* BEGIN INFORMATION PROVIDED *

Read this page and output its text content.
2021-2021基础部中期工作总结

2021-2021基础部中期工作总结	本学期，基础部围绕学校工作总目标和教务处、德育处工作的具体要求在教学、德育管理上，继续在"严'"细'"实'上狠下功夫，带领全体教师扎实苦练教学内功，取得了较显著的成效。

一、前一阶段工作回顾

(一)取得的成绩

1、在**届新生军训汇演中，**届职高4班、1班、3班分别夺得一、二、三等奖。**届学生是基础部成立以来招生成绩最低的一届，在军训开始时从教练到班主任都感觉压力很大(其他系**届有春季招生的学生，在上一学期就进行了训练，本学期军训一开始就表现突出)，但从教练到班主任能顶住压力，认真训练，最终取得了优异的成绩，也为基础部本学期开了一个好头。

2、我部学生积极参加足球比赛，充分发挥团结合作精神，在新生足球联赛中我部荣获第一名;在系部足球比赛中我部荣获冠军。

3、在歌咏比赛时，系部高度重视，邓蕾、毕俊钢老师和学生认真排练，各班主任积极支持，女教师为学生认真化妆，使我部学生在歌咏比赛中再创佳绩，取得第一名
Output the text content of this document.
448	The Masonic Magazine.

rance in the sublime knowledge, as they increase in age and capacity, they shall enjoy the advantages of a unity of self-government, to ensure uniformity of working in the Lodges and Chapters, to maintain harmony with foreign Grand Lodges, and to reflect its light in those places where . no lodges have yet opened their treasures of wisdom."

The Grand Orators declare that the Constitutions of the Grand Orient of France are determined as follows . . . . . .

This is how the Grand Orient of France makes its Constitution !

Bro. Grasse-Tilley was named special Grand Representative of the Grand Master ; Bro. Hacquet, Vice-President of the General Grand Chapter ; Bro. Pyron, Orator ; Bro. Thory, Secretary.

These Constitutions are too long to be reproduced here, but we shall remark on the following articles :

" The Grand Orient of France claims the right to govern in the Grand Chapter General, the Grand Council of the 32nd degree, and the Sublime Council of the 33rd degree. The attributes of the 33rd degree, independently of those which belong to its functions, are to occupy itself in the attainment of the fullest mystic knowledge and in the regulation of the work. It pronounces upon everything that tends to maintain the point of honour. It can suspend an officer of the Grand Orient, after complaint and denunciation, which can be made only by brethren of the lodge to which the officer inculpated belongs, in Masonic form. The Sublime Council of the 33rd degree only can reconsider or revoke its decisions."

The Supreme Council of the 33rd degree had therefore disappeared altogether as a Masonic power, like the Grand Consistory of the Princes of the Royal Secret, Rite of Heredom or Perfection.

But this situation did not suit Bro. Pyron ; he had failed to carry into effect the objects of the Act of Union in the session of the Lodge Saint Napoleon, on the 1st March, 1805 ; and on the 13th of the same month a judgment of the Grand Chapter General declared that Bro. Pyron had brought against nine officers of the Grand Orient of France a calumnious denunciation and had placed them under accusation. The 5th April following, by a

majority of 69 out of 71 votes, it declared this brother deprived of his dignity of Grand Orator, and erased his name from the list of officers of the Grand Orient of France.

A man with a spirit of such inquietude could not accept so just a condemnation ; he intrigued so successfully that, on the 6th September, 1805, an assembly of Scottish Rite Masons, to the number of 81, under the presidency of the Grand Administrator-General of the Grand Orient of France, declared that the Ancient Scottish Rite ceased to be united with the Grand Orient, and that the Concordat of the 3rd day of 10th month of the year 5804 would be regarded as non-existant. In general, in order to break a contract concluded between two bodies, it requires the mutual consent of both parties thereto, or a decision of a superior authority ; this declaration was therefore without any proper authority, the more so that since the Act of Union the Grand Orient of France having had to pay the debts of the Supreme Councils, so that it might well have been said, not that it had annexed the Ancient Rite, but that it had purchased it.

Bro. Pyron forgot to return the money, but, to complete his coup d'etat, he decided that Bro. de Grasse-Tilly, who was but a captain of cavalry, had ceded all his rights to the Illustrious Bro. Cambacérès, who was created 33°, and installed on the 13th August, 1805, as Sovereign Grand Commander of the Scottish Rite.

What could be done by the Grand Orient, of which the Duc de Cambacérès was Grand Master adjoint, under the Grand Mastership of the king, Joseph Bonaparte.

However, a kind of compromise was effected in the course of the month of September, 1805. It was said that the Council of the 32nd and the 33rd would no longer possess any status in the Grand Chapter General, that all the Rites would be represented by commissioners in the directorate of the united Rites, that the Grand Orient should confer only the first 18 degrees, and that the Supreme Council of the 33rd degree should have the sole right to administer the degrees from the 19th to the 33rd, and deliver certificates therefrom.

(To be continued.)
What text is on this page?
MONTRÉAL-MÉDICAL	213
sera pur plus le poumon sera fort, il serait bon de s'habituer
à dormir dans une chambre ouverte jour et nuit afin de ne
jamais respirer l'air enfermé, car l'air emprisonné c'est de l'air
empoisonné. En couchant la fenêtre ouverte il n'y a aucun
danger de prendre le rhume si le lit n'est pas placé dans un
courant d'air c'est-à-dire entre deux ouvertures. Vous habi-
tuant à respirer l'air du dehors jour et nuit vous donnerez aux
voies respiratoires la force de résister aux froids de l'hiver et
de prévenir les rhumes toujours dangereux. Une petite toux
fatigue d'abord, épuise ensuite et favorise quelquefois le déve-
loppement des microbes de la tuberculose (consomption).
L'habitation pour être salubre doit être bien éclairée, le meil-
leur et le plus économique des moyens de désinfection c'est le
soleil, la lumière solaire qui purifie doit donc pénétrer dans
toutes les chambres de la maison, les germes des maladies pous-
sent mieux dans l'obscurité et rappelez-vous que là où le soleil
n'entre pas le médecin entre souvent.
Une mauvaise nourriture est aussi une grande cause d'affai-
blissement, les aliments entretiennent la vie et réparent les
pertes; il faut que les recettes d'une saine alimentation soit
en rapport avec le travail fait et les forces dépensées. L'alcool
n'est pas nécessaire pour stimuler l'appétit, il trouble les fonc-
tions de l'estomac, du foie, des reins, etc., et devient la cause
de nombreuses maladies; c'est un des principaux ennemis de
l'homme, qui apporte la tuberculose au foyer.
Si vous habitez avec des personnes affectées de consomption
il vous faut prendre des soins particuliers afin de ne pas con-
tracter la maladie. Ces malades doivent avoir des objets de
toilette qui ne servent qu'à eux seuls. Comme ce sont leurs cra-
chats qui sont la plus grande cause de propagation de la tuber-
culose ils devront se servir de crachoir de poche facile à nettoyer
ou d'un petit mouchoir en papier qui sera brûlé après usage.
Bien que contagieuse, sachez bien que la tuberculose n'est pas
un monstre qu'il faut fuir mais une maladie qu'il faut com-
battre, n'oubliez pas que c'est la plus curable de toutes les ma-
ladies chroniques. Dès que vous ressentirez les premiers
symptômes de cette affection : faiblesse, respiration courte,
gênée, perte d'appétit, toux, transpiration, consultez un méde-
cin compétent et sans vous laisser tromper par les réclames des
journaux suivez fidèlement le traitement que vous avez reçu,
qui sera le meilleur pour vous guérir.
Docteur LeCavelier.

* END INFORMATION PROVIDED *

_EXERCISE DETAILS_: Output the listing above word for word.

_THE REPLY_:
Read this page and output its text content.
2021-2021基础部中期工作总结

2021-2021基础部中期工作总结	本学期，基础部围绕学校工作总目标和教务处、德育处工作的具体要求在教学、德育管理上，继续在"严'"细'"实'上狠下功夫，带领全体教师扎实苦练教学内功，取得了较显著的成效。

一、前一阶段工作回顾

(一)取得的成绩

1、在**届新生军训汇演中，**届职高4班、1班、3班分别夺得一、二、三等奖。**届学生是基础部成立以来招生成绩最低的一届，在军训开始时从教练到班主任都感觉压力很大(其他系**届有春季招生的学生，在上一学期就进行了训练，本学期军训一开始就表现突出)，但从教练到班主任能顶住压力，认真训练，最终取得了优异的成绩，也为基础部本学期开了一个好头。

2、我部学生积极参加足球比赛，充分发挥团结合作精神，在新生足球联赛中我部荣获第一名;在系部足球比赛中我部荣获冠军。

3、在歌咏比赛时，系部高度重视，邓蕾、毕俊钢老师和学生认真排练，各班主任积极支持，女教师为学生认真化妆，使我部学生在歌咏比赛中再创佳绩，取得第一名
Output the text content of this document.
448	The Masonic Magazine.

rance in the sublime knowledge, as they increase in age and capacity, they shall enjoy the advantages of a unity of self-government, to ensure uniformity of working in the Lodges and Chapters, to maintain harmony with foreign Grand Lodges, and to reflect its light in those places where . no lodges have yet opened their treasures of wisdom."

The Grand Orators declare that the Constitutions of the Grand Orient of France are determined as follows . . . . . .

This is how the Grand Orient of France makes its Constitution !

Bro. Grasse-Tilley was named special Grand Representative of the Grand Master ; Bro. Hacquet, Vice-President of the General Grand Chapter ; Bro. Pyron, Orator ; Bro. Thory, Secretary.

These Constitutions are too long to be reproduced here, but we shall remark on the following articles :

" The Grand Orient of France claims the right to govern in the Grand Chapter General, the Grand Council of the 32nd degree, and the Sublime Council of the 33rd degree. The attributes of the 33rd degree, independently of those which belong to its functions, are to occupy itself in the attainment of the fullest mystic knowledge and in the regulation of the work. It pronounces upon everything that tends to maintain the point of honour. It can suspend an officer of the Grand Orient, after complaint and denunciation, which can be made only by brethren of the lodge to which the officer inculpated belongs, in Masonic form. The Sublime Council of the 33rd degree only can reconsider or revoke its decisions."

The Supreme Council of the 33rd degree had therefore disappeared altogether as a Masonic power, like the Grand Consistory of the Princes of the Royal Secret, Rite of Heredom or Perfection.

But this situation did not suit Bro. Pyron ; he had failed to carry into effect the objects of the Act of Union in the session of the Lodge Saint Napoleon, on the 1st March, 1805 ; and on the 13th of the same month a judgment of the Grand Chapter General declared that Bro. Pyron had brought against nine officers of the Grand Orient of France a calumnious denunciation and had placed them under accusation. The 5th April following, by a

majority of 69 out of 71 votes, it declared this brother deprived of his dignity of Grand Orator, and erased his name from the list of officers of the Grand Orient of France.

A man with a spirit of such inquietude could not accept so just a condemnation ; he intrigued so successfully that, on the 6th September, 1805, an assembly of Scottish Rite Masons, to the number of 81, under the presidency of the Grand Administrator-General of the Grand Orient of France, declared that the Ancient Scottish Rite ceased to be united with the Grand Orient, and that the Concordat of the 3rd day of 10th month of the year 5804 would be regarded as non-existant. In general, in order to break a contract concluded between two bodies, it requires the mutual consent of both parties thereto, or a decision of a superior authority ; this declaration was therefore without any proper authority, the more so that since the Act of Union the Grand Orient of France having had to pay the debts of the Supreme Councils, so that it might well have been said, not that it had annexed the Ancient Rite, but that it had purchased it.

Bro. Pyron forgot to return the money, but, to complete his coup d'etat, he decided that Bro. de Grasse-Tilly, who was but a captain of cavalry, had ceded all his rights to the Illustrious Bro. Cambacérès, who was created 33°, and installed on the 13th August, 1805, as Sovereign Grand Commander of the Scottish Rite.

What could be done by the Grand Orient, of which the Duc de Cambacérès was Grand Master adjoint, under the Grand Mastership of the king, Joseph Bonaparte.

However, a kind of compromise was effected in the course of the month of September, 1805. It was said that the Council of the 32nd and the 33rd would no longer possess any status in the Grand Chapter General, that all the Rites would be represented by commissioners in the directorate of the united Rites, that the Grand Orient should confer only the first 18 degrees, and that the Supreme Council of the 33rd degree should have the sole right to administer the degrees from the 19th to the 33rd, and deliver certificates therefrom.

(To be continued.)
What text is on this page?
MONTRÉAL-MÉDICAL	213
sera pur plus le poumon sera fort, il serait bon de s'habituer
à dormir dans une chambre ouverte jour et nuit afin de ne
jamais respirer l'air enfermé, car l'air emprisonné c'est de l'air
empoisonné. En couchant la fenêtre ouverte il n'y a aucun
danger de prendre le rhume si le lit n'est pas placé dans un
courant d'air c'est-à-dire entre deux ouvertures. Vous habi-
tuant à respirer l'air du dehors jour et nuit vous donnerez aux
voies respiratoires la force de résister aux froids de l'hiver et
de prévenir les rhumes toujours dangereux. Une petite toux
fatigue d'abord, épuise ensuite et favorise quelquefois le déve-
loppement des microbes de la tuberculose (consomption).
L'habitation pour être salubre doit être bien éclairée, le meil-
leur et le plus économique des moyens de désinfection c'est le
soleil, la lumière solaire qui purifie doit donc pénétrer dans
toutes les chambres de la maison, les germes des maladies pous-
sent mieux dans l'obscurité et rappelez-vous que là où le soleil
n'entre pas le médecin entre souvent.
Une mauvaise nourriture est aussi une grande cause d'affai-
blissement, les aliments entretiennent la vie et réparent les
pertes; il faut que les recettes d'une saine alimentation soit
en rapport avec le travail fait et les forces dépensées. L'alcool
n'est pas nécessaire pour stimuler l'appétit, il trouble les fonc-
tions de l'estomac, du foie, des reins, etc., et devient la cause
de nombreuses maladies; c'est un des principaux ennemis de
l'homme, qui apporte la tuberculose au foyer.
Si vous habitez avec des personnes affectées de consomption
il vous faut prendre des soins particuliers afin de ne pas con-
tracter la maladie. Ces malades doivent avoir des objets de
toilette qui ne servent qu'à eux seuls. Comme ce sont leurs cra-
chats qui sont la plus grande cause de propagation de la tuber-
culose ils devront se servir de crachoir de poche facile à nettoyer
ou d'un petit mouchoir en papier qui sera brûlé après usage.
Bien que contagieuse, sachez bien que la tuberculose n'est pas
un monstre qu'il faut fuir mais une maladie qu'il faut com-
battre, n'oubliez pas que c'est la plus curable de toutes les ma-
ladies chroniques. Dès que vous ressentirez les premiers
symptômes de cette affection : faiblesse, respiration courte,
gênée, perte d'appétit, toux, transpiration, consultez un méde-
cin compétent et sans vous laisser tromper par les réclames des
journaux suivez fidèlement le traitement que vous avez reçu,
qui sera le meilleur pour vous guérir.
Docteur LeCavelier.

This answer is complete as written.